Franz Schumann

Personal information
- Born: 27 December 1960 (age 65) Linz, Upper Austria, Austria

Professional wrestling career
- Ring name: Franz Schumann
- Billed height: 1.80 m (5 ft 11 in)
- Billed weight: 106 kg (234 lb)
- Trained by: Rene Lasartesse
- Debut: 1985
- Retired: 5 July 2019

= Franz Schumann =

Austrian professional wrestler

Franz Schumann is a retired Austrian professional wrestler, who was well known for his stint in Catch Wrestling Association.

== Professional wrestling career ==
Born on 27 December 1960 in Linz, Austria, Franz Schumann had been a natural athlete, as he had won several national amateur wrestling championships in Austria. After a successful amateur career, he decided to become a professional wrestler, and he was trained by a legendary wrestler from Switzerland named Rene Lasartesse.

Schumann made his wrestling debut in 1985 for Otto Wanz' Catch Wrestling Association, where he would spend much of his career there. He would be solely a singles wrestler, until 1989, when he started getting in tag team matches with Wanz, Dave Taylor, and Steve Wright, among others, as his partners. It was in August 1990, that he won his first championship, the CWA World Tag Team Championship with Mile Zrno, defeating Dave Finlay and Marty Jones. He and Zrno would hold the titles until December 1991, when they lost the titles to Dave Taylor and Chris Benoit.

In February 1991, Schumann wrestled a tour with New Japan Pro-Wrestling, his first time outside of Europe. While in NJPW, he wrestled with the likes of Hiroshi Hase, Osamu Kido, Shinya Hashimoto, and Keiji Mutoh.

After losing the tag team titles, Schumann refocused and became a singles wrestler. In July 1992, he defeated Fit Finlay to win his first CWA World Middleweight Championship. He would vacate the title in December 1992, focusing on his match against Jyushin Thunder Liger, later that month. In July 1993, he regained the CWA Middleweight Championship, defeating Eddie Gilbert in a tournament final. His second reign as Middleweight champion lasted nearly a year, before Barry Horowitz upset him for the title. However, Schumann rebounded and regained the title nearly two weeks later. A year later, he became a double champion, when he defeated Tony St. Clair to win the CWA British Commonwealth Championship. Three months later, he lost the Middlweight title to Paul Roma. By the end of 1995, he also lost the British Commonwealth title back to St. Clair.

Stored records:

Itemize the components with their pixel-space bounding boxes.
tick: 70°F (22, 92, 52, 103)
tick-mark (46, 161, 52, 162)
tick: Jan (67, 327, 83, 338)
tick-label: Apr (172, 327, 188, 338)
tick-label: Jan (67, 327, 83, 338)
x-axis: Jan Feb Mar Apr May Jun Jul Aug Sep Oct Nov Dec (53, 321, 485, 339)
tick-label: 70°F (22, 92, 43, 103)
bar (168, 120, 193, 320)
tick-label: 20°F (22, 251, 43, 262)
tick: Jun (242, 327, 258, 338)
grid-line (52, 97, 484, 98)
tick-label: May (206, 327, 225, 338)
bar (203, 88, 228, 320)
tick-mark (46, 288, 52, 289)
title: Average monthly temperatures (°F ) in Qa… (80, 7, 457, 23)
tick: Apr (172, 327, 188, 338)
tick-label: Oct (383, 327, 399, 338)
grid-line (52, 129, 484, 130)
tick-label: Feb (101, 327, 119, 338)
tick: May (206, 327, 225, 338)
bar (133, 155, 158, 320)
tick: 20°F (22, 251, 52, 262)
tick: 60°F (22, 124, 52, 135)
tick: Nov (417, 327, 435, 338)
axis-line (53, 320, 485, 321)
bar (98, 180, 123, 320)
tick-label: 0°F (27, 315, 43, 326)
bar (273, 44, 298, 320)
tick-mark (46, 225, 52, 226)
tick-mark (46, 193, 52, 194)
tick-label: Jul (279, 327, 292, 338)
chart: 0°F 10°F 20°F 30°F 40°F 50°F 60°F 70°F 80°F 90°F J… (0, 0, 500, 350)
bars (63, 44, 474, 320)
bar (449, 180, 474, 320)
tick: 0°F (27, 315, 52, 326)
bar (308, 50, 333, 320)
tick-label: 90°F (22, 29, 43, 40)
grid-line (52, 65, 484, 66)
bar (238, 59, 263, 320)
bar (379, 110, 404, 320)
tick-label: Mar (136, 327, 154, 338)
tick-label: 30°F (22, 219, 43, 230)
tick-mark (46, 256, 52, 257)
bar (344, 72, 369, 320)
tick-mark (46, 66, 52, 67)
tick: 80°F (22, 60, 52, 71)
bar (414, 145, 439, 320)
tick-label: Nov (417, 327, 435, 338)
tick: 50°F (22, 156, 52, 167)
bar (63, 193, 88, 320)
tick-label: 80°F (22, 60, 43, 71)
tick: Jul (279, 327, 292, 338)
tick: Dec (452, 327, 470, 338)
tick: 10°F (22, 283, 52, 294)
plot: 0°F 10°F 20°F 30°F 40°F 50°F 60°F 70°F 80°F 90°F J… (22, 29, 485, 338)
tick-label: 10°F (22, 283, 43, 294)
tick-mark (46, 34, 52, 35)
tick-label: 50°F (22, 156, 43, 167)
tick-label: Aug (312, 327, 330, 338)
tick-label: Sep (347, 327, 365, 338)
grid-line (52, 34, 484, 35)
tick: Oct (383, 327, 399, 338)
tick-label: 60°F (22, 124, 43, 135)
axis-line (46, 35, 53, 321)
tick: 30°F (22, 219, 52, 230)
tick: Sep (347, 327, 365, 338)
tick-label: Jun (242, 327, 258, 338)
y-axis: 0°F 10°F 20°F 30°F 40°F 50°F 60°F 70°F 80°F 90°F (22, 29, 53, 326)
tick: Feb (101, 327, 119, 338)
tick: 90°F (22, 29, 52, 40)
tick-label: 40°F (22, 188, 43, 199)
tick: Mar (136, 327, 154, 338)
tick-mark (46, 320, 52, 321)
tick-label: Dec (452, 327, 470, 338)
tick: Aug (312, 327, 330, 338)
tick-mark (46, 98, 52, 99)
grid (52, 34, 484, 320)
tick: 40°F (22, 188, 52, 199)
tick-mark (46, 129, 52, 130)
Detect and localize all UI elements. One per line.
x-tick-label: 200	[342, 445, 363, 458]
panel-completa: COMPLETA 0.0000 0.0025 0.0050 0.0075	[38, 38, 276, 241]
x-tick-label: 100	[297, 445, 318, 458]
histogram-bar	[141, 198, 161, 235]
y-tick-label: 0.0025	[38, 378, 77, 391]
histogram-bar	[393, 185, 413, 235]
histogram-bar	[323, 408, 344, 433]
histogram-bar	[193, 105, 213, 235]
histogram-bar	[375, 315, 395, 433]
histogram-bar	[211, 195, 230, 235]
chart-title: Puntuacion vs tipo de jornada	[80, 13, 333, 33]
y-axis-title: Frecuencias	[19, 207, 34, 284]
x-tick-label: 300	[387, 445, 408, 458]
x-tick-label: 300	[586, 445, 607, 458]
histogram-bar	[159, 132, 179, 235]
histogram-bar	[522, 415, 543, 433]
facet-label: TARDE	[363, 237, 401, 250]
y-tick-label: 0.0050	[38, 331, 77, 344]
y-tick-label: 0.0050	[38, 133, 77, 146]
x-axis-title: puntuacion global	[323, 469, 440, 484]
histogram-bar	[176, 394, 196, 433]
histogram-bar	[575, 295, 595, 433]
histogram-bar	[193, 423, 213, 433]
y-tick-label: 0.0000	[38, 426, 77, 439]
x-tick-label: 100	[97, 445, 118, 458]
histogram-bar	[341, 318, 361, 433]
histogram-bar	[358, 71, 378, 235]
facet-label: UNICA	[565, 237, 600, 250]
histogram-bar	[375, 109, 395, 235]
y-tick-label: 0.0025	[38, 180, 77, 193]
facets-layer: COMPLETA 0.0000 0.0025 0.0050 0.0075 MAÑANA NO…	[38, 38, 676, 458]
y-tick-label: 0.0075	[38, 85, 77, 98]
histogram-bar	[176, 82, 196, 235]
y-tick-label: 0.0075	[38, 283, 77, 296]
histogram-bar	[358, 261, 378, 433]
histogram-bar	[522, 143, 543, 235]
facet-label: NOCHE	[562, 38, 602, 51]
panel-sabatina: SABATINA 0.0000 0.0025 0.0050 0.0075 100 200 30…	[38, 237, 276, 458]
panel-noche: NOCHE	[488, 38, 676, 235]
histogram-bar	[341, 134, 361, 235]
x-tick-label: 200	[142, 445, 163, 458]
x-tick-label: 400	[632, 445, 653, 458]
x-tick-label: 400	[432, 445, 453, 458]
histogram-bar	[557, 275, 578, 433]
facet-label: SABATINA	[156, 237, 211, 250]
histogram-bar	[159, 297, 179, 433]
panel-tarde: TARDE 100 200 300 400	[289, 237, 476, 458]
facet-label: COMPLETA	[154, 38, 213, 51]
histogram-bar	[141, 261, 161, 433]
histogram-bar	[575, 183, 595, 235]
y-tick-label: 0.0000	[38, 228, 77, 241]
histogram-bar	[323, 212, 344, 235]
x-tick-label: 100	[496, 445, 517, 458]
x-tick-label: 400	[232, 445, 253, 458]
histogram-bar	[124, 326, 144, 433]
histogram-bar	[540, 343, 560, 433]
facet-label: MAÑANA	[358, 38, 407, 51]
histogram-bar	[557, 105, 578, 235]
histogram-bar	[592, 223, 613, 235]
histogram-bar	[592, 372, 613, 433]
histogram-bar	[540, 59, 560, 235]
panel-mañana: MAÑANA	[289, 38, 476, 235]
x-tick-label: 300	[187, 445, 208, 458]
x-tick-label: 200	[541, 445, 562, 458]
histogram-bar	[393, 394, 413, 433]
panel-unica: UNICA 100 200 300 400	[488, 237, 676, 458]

==

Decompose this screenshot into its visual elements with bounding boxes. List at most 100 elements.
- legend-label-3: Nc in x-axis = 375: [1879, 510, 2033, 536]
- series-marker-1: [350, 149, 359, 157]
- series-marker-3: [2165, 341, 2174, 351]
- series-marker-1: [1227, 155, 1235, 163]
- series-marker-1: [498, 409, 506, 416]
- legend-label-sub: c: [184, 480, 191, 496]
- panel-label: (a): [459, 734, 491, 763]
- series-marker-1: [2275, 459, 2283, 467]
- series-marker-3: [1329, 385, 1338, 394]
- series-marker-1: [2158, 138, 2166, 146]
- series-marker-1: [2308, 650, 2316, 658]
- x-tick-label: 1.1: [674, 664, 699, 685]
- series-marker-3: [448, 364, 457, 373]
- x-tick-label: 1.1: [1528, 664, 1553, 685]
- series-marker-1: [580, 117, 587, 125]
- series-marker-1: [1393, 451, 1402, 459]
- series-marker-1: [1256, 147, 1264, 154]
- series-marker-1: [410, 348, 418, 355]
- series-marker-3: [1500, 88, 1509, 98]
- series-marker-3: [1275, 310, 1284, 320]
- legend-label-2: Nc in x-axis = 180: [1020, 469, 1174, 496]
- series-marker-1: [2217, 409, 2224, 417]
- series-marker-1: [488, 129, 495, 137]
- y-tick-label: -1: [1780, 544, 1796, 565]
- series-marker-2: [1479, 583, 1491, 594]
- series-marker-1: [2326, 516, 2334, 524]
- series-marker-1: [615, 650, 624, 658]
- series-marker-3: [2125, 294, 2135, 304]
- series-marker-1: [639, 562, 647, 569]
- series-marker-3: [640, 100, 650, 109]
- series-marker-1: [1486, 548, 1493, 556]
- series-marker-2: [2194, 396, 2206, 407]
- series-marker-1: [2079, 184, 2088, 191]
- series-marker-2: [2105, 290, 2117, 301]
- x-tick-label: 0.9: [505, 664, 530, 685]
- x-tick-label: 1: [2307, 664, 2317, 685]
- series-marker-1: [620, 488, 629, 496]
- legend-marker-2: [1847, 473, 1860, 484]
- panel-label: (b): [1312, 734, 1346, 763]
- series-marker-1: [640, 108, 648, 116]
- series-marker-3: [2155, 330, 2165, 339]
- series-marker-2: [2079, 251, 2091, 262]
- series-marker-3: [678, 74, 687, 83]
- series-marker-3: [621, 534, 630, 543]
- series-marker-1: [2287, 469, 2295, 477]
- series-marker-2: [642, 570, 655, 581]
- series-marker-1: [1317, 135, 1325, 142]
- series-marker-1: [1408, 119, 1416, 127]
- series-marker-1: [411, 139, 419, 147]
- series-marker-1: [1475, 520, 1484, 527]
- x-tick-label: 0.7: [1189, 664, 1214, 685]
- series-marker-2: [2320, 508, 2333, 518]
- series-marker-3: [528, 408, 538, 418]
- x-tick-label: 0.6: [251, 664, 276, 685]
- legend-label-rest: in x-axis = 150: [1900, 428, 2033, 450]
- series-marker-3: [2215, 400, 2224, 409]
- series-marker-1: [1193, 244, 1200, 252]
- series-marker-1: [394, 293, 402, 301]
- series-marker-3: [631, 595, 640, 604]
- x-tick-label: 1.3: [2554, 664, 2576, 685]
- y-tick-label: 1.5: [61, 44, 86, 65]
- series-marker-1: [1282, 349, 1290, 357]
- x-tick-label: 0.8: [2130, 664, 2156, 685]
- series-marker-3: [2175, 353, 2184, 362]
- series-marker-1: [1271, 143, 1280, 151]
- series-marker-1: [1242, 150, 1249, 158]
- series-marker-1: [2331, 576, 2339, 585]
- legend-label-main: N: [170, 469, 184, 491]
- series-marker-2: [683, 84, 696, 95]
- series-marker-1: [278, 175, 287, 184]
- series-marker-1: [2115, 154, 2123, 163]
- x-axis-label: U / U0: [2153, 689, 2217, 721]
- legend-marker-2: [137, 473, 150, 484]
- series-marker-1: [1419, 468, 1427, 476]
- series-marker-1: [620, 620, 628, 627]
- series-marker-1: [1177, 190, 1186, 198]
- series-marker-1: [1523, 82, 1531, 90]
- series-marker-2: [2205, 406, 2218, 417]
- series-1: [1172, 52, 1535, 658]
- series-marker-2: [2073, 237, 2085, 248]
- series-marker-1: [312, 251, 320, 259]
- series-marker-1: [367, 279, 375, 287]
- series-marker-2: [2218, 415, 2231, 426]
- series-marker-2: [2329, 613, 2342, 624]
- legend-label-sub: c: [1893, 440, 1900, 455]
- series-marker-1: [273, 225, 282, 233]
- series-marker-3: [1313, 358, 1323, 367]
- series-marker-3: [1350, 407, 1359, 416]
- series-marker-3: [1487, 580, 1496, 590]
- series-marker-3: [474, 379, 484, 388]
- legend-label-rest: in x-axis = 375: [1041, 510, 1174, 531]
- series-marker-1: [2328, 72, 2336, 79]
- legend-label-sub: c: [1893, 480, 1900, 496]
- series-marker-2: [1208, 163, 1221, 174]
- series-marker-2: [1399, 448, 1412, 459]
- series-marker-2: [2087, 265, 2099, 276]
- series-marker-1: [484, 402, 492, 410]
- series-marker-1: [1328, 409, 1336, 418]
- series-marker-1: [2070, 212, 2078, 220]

==

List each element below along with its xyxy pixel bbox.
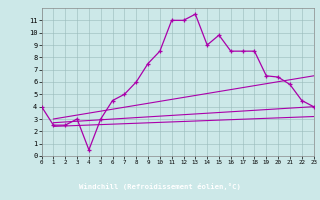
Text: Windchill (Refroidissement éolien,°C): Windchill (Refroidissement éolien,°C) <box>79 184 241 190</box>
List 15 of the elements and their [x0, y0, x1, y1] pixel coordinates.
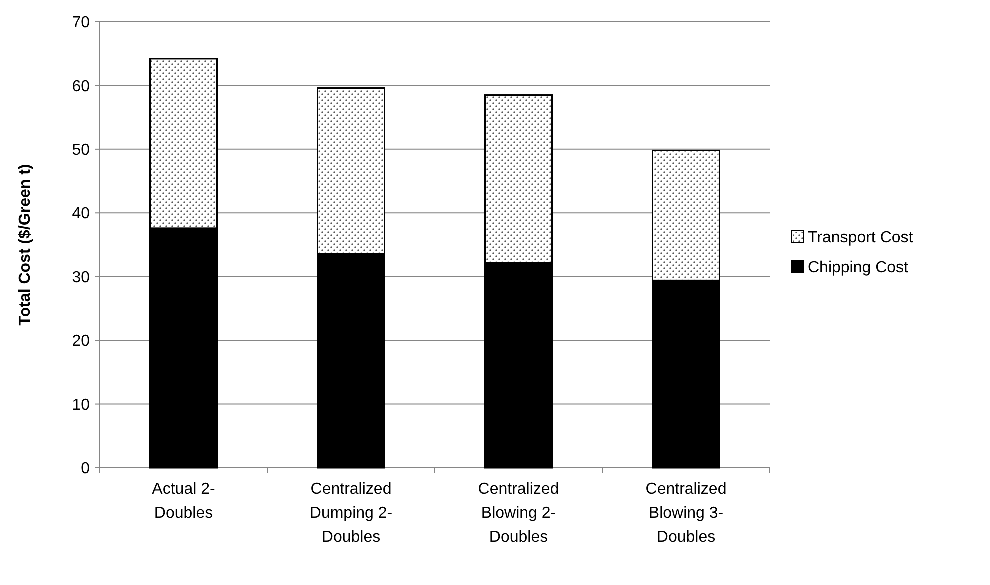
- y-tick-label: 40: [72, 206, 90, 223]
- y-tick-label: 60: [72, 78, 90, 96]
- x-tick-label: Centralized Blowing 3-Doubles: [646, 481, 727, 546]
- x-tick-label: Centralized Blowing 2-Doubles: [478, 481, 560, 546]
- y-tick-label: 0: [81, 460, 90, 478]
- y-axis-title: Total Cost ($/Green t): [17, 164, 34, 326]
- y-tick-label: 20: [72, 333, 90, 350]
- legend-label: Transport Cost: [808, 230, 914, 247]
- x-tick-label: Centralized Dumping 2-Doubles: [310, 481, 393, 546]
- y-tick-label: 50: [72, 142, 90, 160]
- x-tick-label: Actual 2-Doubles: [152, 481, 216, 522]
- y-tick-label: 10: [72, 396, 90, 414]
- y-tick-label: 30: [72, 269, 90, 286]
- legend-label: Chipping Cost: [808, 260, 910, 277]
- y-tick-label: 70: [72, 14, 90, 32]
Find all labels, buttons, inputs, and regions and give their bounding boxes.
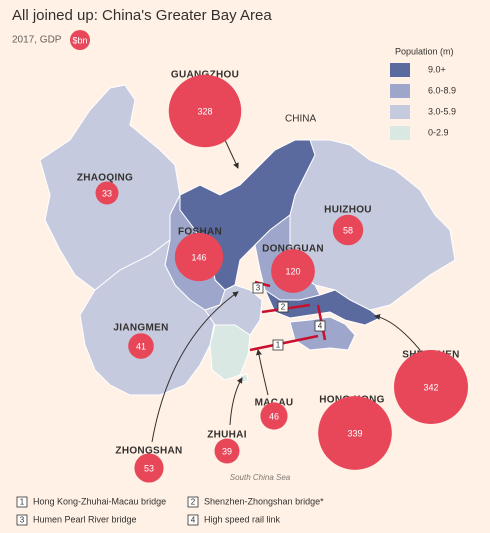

Requirement A: List every wrestler the Franz Schumann article names as someone he wrestled with during his New Japan Pro-Wrestling tour.
Requirement B: Reproduce the Franz Schumann article word for word from "In February 1991, Schumann" to "and Keiji Mutoh.".

Exercise answer A:
- Hiroshi Hase
- Osamu Kido
- Shinya Hashimoto
- Keiji Mutoh

Exercise answer B:
In February 1991, Schumann wrestled a tour with New Japan Pro-Wrestling, his first time outside of Europe. While in NJPW, he wrestled with the likes of Hiroshi Hase, Osamu Kido, Shinya Hashimoto, and Keiji Mutoh.